- **Set problem**
Looking at the listing beneath, work out how many lines hold "göra" and report only that figure.

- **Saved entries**
▬▬▬
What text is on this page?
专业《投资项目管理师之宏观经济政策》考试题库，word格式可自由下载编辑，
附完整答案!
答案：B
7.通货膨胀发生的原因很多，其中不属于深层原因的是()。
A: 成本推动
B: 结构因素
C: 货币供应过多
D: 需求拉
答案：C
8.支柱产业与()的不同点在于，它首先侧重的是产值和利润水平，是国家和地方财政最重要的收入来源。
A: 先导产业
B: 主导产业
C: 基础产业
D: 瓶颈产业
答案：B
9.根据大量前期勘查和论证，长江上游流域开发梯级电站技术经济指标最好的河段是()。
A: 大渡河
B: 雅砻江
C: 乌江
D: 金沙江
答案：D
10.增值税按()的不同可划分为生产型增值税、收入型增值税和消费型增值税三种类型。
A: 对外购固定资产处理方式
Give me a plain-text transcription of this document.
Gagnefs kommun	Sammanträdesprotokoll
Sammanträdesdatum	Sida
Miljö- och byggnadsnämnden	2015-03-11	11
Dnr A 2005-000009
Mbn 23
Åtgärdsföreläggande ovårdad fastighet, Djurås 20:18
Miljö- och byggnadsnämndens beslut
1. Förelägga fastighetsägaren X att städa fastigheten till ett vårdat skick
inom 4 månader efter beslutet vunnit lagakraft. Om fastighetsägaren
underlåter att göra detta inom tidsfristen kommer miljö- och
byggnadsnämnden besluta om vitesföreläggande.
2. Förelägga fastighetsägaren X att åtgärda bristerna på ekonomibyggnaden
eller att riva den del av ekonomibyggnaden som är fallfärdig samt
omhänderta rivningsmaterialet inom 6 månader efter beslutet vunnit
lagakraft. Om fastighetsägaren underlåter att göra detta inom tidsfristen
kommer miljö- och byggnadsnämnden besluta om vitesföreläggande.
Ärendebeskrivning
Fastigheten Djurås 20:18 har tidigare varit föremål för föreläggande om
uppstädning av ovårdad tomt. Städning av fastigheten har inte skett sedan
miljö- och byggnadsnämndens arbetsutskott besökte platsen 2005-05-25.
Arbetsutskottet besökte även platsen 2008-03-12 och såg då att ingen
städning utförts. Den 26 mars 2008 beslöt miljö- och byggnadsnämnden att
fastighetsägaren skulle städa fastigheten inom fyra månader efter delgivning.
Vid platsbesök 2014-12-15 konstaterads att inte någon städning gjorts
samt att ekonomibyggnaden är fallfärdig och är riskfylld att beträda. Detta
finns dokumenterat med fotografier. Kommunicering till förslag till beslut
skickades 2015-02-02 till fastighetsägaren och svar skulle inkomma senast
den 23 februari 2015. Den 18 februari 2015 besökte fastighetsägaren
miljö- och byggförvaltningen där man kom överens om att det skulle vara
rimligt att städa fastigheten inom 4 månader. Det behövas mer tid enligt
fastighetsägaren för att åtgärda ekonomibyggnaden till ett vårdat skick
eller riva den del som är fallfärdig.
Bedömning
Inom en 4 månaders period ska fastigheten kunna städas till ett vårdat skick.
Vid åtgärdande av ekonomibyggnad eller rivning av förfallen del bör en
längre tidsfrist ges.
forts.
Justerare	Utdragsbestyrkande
▬▬▬
- **Answer to the task**
2